*** EXTRACTED TEXT

April 2005
Jason Hensel
poetry
The Cuckoo by Peter Streckfus
I bought The Cuckoo by Peter Streckfus, not because it was selected for
the Yale Younger Series Prize but because Louise Glück wrote the introduction.
As a huge fan of Glück’s poetry, I figured that a collection endorsed
by her would be a great find. However, in selecting Streckfus’s manuscript
of experimental verse in her first year as the Yale Younger Series judge, Glück
has shown a disposition to traverse the slippery slope of obscure allusion. Such
high-minded, intellectual poetry can sometimes lose a reader.
Therein is the setback to this book. I don’t agree that every poem should be simple and easily grasped. However, I also don’t agree that every poem should be a puzzle, pored over for hours piecing together its lyrical locks. The best poems are the ones that connect with you upon first reading and then offer deeper and more universal connections upon further reading. A majority of the poems in The Cuckoo offer neither simplistic bliss nor connection with the reader.
Okay, let me back up. If you’re familiar with the texts and allusions that Streckfus incorporates into his work, then you’ll “get it.” However, I suspect that a majority of readers will just read the poems and leave confused. That’s because the poems are nonsense. Glück even says they’re nonsense poems in her introduction, while trying to convince the reader to let go and find the beauty of the words in the musical quality of the poems.
I admit there are some moments in the book when Streckfus ascends the high-brow and composes some truly remarkable work, such as “The Celery Cutters’ Song.”
We talked in the celery about the Russian
Jews with what little we knew, about the human
tendency to shtetls, our arms and hands dotted
with the yellow blotches, our boots, pants and nails dirtied.

******

STATED TASK 1: List every person named in the review.
The records that come next are separate material with no connection to the review.

*** RECORDS FOR THIS TASK

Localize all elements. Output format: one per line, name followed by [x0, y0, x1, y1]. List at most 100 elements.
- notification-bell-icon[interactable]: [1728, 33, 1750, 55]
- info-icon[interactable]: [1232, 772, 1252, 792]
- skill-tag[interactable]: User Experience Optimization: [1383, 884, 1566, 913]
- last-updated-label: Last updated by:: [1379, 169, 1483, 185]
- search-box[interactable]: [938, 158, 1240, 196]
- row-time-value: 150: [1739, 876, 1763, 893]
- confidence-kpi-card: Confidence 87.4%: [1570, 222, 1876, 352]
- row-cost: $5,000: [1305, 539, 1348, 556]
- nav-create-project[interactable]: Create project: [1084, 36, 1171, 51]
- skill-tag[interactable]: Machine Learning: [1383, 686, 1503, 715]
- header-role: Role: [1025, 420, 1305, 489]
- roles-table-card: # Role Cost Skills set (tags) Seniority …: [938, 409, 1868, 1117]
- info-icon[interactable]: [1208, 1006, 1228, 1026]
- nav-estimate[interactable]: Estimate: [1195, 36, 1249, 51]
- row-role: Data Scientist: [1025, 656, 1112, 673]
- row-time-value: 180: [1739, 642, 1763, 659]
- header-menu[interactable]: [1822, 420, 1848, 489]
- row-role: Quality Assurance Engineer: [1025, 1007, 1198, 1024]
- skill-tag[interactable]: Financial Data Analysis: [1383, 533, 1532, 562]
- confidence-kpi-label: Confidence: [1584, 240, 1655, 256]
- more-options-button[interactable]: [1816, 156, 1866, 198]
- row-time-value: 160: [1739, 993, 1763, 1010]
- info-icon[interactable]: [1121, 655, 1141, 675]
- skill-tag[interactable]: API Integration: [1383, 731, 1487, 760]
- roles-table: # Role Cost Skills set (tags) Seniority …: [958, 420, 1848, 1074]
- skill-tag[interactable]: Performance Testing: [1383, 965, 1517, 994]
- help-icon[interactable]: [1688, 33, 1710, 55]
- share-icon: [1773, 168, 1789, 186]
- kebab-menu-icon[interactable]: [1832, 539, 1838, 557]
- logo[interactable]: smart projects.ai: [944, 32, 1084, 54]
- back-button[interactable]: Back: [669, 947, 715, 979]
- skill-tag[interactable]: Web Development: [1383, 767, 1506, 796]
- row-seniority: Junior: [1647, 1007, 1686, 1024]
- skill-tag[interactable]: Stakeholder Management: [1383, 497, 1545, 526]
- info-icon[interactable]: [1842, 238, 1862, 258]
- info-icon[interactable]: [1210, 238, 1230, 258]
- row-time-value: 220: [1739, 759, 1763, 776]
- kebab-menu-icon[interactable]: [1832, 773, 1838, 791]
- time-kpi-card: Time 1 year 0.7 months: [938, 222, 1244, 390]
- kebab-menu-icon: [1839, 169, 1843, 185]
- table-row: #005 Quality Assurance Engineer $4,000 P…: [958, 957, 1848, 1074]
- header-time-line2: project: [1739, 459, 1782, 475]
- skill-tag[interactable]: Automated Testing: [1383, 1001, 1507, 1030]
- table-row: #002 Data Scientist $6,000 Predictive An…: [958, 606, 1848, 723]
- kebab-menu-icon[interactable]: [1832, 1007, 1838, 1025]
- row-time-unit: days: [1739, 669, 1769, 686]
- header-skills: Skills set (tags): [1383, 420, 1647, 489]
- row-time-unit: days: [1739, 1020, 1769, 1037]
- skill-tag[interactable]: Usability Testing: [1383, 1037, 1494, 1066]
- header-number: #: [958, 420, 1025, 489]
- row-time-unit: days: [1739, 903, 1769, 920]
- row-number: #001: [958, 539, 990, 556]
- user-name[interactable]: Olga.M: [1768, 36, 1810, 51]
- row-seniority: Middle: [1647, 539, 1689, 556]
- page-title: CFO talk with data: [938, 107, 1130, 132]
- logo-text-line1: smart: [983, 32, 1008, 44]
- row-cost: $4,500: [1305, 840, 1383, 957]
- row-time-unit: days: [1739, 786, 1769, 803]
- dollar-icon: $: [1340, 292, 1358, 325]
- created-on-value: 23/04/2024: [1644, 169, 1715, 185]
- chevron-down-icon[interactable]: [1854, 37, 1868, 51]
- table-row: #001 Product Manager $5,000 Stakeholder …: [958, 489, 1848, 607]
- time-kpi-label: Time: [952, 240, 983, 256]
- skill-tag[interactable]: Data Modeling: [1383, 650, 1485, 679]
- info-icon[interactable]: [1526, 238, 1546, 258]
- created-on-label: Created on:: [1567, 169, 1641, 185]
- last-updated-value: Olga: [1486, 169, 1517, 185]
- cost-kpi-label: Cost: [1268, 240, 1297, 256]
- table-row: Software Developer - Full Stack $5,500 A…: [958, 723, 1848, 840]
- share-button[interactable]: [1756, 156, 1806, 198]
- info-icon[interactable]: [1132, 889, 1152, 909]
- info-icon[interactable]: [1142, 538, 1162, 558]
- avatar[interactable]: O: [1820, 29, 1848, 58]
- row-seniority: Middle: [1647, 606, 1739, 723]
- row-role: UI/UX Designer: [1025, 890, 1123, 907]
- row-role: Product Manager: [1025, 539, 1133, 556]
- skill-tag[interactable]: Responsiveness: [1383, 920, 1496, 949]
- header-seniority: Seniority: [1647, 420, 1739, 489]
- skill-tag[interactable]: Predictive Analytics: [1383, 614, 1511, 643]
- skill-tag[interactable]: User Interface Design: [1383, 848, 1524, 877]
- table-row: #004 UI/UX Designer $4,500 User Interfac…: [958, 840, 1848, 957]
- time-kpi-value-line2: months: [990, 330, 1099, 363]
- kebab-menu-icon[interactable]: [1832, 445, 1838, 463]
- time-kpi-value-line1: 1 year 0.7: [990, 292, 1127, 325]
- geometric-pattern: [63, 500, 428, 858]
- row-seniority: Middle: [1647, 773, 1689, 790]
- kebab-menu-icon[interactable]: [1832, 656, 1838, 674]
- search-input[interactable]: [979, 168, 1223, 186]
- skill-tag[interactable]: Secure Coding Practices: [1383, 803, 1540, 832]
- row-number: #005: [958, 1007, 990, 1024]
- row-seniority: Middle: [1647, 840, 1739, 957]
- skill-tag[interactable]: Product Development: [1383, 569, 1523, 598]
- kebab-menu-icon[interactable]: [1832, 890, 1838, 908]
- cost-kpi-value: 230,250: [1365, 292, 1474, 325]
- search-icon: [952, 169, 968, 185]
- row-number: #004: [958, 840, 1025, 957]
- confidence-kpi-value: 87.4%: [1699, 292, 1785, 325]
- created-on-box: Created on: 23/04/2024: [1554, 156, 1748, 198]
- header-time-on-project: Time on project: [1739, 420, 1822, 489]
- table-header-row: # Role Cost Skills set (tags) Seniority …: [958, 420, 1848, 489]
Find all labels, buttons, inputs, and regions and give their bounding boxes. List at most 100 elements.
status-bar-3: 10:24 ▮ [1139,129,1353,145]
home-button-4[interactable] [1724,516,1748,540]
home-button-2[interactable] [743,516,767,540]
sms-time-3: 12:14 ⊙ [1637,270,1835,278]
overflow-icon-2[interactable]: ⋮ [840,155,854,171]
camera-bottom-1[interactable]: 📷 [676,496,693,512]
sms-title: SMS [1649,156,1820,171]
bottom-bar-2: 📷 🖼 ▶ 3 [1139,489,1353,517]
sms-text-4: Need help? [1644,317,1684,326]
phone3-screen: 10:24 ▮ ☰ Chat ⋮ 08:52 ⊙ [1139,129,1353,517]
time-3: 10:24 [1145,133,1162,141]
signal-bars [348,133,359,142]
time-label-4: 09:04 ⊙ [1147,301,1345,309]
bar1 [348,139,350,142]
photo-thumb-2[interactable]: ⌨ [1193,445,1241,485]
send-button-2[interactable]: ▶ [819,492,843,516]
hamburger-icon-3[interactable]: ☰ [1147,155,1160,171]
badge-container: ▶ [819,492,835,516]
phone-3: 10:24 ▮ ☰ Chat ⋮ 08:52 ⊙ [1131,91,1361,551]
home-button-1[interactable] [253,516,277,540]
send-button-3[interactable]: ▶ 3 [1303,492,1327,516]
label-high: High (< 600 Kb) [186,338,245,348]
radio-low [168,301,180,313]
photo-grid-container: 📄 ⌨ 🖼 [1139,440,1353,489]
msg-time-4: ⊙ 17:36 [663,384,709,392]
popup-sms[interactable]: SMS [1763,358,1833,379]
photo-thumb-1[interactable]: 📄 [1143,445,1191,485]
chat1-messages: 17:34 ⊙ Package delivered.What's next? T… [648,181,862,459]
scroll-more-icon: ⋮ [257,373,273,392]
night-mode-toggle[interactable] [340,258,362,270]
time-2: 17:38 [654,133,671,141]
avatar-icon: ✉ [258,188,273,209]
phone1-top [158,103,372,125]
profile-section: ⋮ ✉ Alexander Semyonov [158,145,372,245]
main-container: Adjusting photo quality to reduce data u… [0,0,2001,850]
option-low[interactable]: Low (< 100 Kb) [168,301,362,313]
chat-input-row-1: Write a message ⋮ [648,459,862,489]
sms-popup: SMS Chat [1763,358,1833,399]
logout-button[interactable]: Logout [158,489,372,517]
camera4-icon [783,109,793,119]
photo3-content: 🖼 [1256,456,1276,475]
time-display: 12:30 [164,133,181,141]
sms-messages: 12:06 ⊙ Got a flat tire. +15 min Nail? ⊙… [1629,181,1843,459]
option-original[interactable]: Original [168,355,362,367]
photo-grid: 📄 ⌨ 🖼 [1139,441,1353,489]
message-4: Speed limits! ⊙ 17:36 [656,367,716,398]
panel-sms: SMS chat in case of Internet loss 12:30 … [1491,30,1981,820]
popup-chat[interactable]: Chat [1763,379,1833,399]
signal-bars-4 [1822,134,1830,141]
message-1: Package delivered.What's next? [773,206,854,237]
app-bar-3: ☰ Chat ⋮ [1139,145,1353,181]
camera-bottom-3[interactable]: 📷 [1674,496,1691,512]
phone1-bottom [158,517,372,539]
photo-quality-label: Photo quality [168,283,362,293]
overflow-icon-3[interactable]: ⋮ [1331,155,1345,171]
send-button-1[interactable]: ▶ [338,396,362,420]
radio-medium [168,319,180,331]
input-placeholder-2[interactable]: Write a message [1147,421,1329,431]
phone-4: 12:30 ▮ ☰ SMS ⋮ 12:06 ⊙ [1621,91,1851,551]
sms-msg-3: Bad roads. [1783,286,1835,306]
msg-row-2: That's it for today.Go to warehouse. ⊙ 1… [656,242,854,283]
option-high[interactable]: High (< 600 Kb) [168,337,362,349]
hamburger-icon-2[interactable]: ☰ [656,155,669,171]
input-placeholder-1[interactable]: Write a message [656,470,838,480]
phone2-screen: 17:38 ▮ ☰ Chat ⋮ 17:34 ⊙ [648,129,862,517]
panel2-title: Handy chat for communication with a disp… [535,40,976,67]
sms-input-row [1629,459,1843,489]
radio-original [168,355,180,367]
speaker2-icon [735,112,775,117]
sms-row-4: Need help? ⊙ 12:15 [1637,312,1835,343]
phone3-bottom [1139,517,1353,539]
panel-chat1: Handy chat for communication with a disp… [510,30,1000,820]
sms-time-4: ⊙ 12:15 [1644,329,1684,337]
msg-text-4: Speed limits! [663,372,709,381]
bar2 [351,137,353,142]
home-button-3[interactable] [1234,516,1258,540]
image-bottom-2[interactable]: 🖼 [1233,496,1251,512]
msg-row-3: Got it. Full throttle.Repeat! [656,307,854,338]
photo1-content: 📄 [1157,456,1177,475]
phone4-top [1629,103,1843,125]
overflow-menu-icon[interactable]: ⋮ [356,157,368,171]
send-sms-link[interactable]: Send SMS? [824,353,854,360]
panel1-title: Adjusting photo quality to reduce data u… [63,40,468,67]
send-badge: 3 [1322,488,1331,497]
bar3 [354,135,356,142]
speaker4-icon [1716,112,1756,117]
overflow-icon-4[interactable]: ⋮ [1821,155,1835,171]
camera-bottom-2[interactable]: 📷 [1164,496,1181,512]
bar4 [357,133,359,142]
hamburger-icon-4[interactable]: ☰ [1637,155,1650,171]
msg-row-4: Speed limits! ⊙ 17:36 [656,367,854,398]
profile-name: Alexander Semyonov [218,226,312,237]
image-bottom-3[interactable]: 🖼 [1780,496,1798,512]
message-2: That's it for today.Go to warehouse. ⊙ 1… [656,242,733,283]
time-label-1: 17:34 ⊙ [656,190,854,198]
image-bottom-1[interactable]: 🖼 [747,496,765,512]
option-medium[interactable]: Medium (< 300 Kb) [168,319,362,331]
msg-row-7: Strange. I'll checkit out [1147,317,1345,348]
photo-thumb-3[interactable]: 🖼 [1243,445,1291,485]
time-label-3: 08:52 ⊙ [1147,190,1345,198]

******

STATED TASK 2: Retype the records from their first line through the line containing "- header-role: Role: [1025, 420, 1305, 489]", including both of those lines.

WRITTEN SOLUTION 1:
Jason Hensel
Peter Streckfus
Louise Glück

WRITTEN SOLUTION 2:
Localize all elements. Output format: one per line, name followed by [x0, y0, x1, y1]. List at most 100 elements.
- notification-bell-icon[interactable]: [1728, 33, 1750, 55]
- info-icon[interactable]: [1232, 772, 1252, 792]
- skill-tag[interactable]: User Experience Optimization: [1383, 884, 1566, 913]
- last-updated-label: Last updated by:: [1379, 169, 1483, 185]
- search-box[interactable]: [938, 158, 1240, 196]
- row-time-value: 150: [1739, 876, 1763, 893]
- confidence-kpi-card: Confidence 87.4%: [1570, 222, 1876, 352]
- row-cost: $5,000: [1305, 539, 1348, 556]
- nav-create-project[interactable]: Create project: [1084, 36, 1171, 51]
- skill-tag[interactable]: Machine Learning: [1383, 686, 1503, 715]
- header-role: Role: [1025, 420, 1305, 489]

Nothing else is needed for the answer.